* **Rows**:
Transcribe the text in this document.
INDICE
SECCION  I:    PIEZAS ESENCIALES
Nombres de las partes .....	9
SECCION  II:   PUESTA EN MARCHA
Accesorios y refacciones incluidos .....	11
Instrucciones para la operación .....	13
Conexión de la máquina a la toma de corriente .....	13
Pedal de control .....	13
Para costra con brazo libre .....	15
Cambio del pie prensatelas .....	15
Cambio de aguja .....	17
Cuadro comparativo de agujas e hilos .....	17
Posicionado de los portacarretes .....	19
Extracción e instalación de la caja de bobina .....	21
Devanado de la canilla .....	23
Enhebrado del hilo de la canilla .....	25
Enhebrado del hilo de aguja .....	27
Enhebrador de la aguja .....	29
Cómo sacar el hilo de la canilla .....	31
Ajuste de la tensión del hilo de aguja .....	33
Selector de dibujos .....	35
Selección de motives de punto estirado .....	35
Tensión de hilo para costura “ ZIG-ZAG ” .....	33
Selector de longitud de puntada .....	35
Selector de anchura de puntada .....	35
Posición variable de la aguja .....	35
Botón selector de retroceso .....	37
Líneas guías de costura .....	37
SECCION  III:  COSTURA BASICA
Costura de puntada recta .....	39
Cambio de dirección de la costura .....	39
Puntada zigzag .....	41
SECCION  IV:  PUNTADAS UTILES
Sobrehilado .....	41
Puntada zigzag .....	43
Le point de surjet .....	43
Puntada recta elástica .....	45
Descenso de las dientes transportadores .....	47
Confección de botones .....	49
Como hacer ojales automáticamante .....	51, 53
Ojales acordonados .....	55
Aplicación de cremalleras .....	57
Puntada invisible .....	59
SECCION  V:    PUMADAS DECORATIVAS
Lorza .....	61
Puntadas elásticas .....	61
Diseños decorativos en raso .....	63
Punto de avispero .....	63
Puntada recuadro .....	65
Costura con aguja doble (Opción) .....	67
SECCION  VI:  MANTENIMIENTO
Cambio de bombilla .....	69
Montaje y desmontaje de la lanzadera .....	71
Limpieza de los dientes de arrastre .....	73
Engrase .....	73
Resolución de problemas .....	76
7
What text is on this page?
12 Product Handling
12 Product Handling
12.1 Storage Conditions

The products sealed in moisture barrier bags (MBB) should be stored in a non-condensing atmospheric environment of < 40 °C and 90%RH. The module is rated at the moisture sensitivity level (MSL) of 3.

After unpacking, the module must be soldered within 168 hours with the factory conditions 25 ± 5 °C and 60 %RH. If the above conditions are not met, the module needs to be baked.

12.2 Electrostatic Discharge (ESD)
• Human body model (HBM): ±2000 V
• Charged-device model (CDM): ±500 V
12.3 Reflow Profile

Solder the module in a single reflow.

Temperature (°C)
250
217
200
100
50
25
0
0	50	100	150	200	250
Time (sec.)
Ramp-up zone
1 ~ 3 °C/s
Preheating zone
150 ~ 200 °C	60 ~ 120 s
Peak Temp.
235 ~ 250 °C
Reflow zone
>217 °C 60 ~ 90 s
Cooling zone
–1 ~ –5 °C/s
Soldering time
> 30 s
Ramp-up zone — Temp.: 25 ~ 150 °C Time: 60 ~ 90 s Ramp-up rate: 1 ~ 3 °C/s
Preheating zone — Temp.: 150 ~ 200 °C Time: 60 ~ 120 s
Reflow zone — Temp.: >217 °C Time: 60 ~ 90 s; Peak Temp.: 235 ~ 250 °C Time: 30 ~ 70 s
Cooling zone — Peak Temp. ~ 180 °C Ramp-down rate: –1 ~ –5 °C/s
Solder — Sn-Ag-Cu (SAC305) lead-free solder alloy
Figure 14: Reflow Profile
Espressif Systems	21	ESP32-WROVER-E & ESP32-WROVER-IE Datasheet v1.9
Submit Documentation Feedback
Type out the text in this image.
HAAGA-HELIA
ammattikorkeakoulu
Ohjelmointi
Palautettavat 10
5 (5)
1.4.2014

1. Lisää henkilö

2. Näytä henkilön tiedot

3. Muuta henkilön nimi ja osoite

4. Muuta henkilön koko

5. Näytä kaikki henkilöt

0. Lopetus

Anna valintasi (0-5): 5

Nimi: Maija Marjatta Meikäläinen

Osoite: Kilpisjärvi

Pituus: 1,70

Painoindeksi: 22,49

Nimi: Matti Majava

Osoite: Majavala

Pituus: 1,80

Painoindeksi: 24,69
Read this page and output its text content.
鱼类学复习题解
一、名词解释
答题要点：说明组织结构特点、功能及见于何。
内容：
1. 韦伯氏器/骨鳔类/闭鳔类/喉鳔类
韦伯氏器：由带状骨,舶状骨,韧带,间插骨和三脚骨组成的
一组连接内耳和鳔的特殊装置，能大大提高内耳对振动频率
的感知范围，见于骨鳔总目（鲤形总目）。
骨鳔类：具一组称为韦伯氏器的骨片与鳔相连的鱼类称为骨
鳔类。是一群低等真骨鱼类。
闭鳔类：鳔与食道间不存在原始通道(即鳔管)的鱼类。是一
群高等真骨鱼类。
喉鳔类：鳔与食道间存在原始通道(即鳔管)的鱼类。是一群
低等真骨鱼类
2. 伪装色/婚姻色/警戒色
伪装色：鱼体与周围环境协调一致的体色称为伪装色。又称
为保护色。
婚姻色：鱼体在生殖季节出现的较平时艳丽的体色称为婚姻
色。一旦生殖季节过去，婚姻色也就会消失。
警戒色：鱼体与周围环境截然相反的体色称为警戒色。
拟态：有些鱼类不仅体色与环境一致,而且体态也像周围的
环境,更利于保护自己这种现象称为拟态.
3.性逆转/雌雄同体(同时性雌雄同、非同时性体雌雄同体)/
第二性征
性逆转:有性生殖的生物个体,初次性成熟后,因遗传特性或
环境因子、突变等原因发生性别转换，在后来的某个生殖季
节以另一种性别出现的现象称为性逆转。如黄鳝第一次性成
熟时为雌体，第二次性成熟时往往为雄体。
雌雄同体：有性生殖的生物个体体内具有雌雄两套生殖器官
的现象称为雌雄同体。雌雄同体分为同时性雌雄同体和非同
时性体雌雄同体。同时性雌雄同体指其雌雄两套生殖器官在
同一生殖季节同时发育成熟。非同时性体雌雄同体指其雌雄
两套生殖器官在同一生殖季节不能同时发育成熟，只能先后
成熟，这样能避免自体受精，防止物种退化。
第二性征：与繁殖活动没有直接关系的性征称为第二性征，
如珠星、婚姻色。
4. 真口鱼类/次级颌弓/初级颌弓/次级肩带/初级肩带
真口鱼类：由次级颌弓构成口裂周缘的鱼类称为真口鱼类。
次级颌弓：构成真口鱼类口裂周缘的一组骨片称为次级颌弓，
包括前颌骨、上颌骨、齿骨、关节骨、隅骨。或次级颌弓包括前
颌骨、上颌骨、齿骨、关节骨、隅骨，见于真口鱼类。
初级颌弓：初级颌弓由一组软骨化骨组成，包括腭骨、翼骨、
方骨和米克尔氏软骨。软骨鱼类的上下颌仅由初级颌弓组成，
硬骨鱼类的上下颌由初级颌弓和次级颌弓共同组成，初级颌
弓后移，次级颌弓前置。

* **Exercise details**: Extract every entry above as it appears.

* **The completed task**:
Transcribe the text in this document.
INDICE
SECCION  I:    PIEZAS ESENCIALES
Nombres de las partes .....	9
SECCION  II:   PUESTA EN MARCHA
Accesorios y refacciones incluidos .....	11
Instrucciones para la operación .....	13
Conexión de la máquina a la toma de corriente .....	13
Pedal de control .....	13
Para costra con brazo libre .....	15
Cambio del pie prensatelas .....	15
Cambio de aguja .....	17
Cuadro comparativo de agujas e hilos .....	17
Posicionado de los portacarretes .....	19
Extracción e instalación de la caja de bobina .....	21
Devanado de la canilla .....	23
Enhebrado del hilo de la canilla .....	25
Enhebrado del hilo de aguja .....	27
Enhebrador de la aguja .....	29
Cómo sacar el hilo de la canilla .....	31
Ajuste de la tensión del hilo de aguja .....	33
Selector de dibujos .....	35
Selección de motives de punto estirado .....	35
Tensión de hilo para costura “ ZIG-ZAG ” .....	33
Selector de longitud de puntada .....	35
Selector de anchura de puntada .....	35
Posición variable de la aguja .....	35
Botón selector de retroceso .....	37
Líneas guías de costura .....	37
SECCION  III:  COSTURA BASICA
Costura de puntada recta .....	39
Cambio de dirección de la costura .....	39
Puntada zigzag .....	41
SECCION  IV:  PUNTADAS UTILES
Sobrehilado .....	41
Puntada zigzag .....	43
Le point de surjet .....	43
Puntada recta elástica .....	45
Descenso de las dientes transportadores .....	47
Confección de botones .....	49
Como hacer ojales automáticamante .....	51, 53
Ojales acordonados .....	55
Aplicación de cremalleras .....	57
Puntada invisible .....	59
SECCION  V:    PUMADAS DECORATIVAS
Lorza .....	61
Puntadas elásticas .....	61
Diseños decorativos en raso .....	63
Punto de avispero .....	63
Puntada recuadro .....	65
Costura con aguja doble (Opción) .....	67
SECCION  VI:  MANTENIMIENTO
Cambio de bombilla .....	69
Montaje y desmontaje de la lanzadera .....	71
Limpieza de los dientes de arrastre .....	73
Engrase .....	73
Resolución de problemas .....	76
7
What text is on this page?
12 Product Handling
12 Product Handling
12.1 Storage Conditions

The products sealed in moisture barrier bags (MBB) should be stored in a non-condensing atmospheric environment of < 40 °C and 90%RH. The module is rated at the moisture sensitivity level (MSL) of 3.

After unpacking, the module must be soldered within 168 hours with the factory conditions 25 ± 5 °C and 60 %RH. If the above conditions are not met, the module needs to be baked.

12.2 Electrostatic Discharge (ESD)
• Human body model (HBM): ±2000 V
• Charged-device model (CDM): ±500 V
12.3 Reflow Profile

Solder the module in a single reflow.

Temperature (°C)
250
217
200
100
50
25
0
0	50	100	150	200	250
Time (sec.)
Ramp-up zone
1 ~ 3 °C/s
Preheating zone
150 ~ 200 °C	60 ~ 120 s
Peak Temp.
235 ~ 250 °C
Reflow zone
>217 °C 60 ~ 90 s
Cooling zone
–1 ~ –5 °C/s
Soldering time
> 30 s
Ramp-up zone — Temp.: 25 ~ 150 °C Time: 60 ~ 90 s Ramp-up rate: 1 ~ 3 °C/s
Preheating zone — Temp.: 150 ~ 200 °C Time: 60 ~ 120 s
Reflow zone — Temp.: >217 °C Time: 60 ~ 90 s; Peak Temp.: 235 ~ 250 °C Time: 30 ~ 70 s
Cooling zone — Peak Temp. ~ 180 °C Ramp-down rate: –1 ~ –5 °C/s
Solder — Sn-Ag-Cu (SAC305) lead-free solder alloy
Figure 14: Reflow Profile
Espressif Systems	21	ESP32-WROVER-E & ESP32-WROVER-IE Datasheet v1.9
Submit Documentation Feedback
Type out the text in this image.
HAAGA-HELIA
ammattikorkeakoulu
Ohjelmointi
Palautettavat 10
5 (5)
1.4.2014

1. Lisää henkilö

2. Näytä henkilön tiedot

3. Muuta henkilön nimi ja osoite

4. Muuta henkilön koko

5. Näytä kaikki henkilöt

0. Lopetus

Anna valintasi (0-5): 5

Nimi: Maija Marjatta Meikäläinen

Osoite: Kilpisjärvi

Pituus: 1,70

Painoindeksi: 22,49

Nimi: Matti Majava

Osoite: Majavala

Pituus: 1,80

Painoindeksi: 24,69
Read this page and output its text content.
鱼类学复习题解
一、名词解释
答题要点：说明组织结构特点、功能及见于何。
内容：
1. 韦伯氏器/骨鳔类/闭鳔类/喉鳔类
韦伯氏器：由带状骨,舶状骨,韧带,间插骨和三脚骨组成的
一组连接内耳和鳔的特殊装置，能大大提高内耳对振动频率
的感知范围，见于骨鳔总目（鲤形总目）。
骨鳔类：具一组称为韦伯氏器的骨片与鳔相连的鱼类称为骨
鳔类。是一群低等真骨鱼类。
闭鳔类：鳔与食道间不存在原始通道(即鳔管)的鱼类。是一
群高等真骨鱼类。
喉鳔类：鳔与食道间存在原始通道(即鳔管)的鱼类。是一群
低等真骨鱼类
2. 伪装色/婚姻色/警戒色
伪装色：鱼体与周围环境协调一致的体色称为伪装色。又称
为保护色。
婚姻色：鱼体在生殖季节出现的较平时艳丽的体色称为婚姻
色。一旦生殖季节过去，婚姻色也就会消失。
警戒色：鱼体与周围环境截然相反的体色称为警戒色。
拟态：有些鱼类不仅体色与环境一致,而且体态也像周围的
环境,更利于保护自己这种现象称为拟态.
3.性逆转/雌雄同体(同时性雌雄同、非同时性体雌雄同体)/
第二性征
性逆转:有性生殖的生物个体,初次性成熟后,因遗传特性或
环境因子、突变等原因发生性别转换，在后来的某个生殖季
节以另一种性别出现的现象称为性逆转。如黄鳝第一次性成
熟时为雌体，第二次性成熟时往往为雄体。
雌雄同体：有性生殖的生物个体体内具有雌雄两套生殖器官
的现象称为雌雄同体。雌雄同体分为同时性雌雄同体和非同
时性体雌雄同体。同时性雌雄同体指其雌雄两套生殖器官在
同一生殖季节同时发育成熟。非同时性体雌雄同体指其雌雄
两套生殖器官在同一生殖季节不能同时发育成熟，只能先后
成熟，这样能避免自体受精，防止物种退化。
第二性征：与繁殖活动没有直接关系的性征称为第二性征，
如珠星、婚姻色。
4. 真口鱼类/次级颌弓/初级颌弓/次级肩带/初级肩带
真口鱼类：由次级颌弓构成口裂周缘的鱼类称为真口鱼类。
次级颌弓：构成真口鱼类口裂周缘的一组骨片称为次级颌弓，
包括前颌骨、上颌骨、齿骨、关节骨、隅骨。或次级颌弓包括前
颌骨、上颌骨、齿骨、关节骨、隅骨，见于真口鱼类。
初级颌弓：初级颌弓由一组软骨化骨组成，包括腭骨、翼骨、
方骨和米克尔氏软骨。软骨鱼类的上下颌仅由初级颌弓组成，
硬骨鱼类的上下颌由初级颌弓和次级颌弓共同组成，初级颌
弓后移，次级颌弓前置。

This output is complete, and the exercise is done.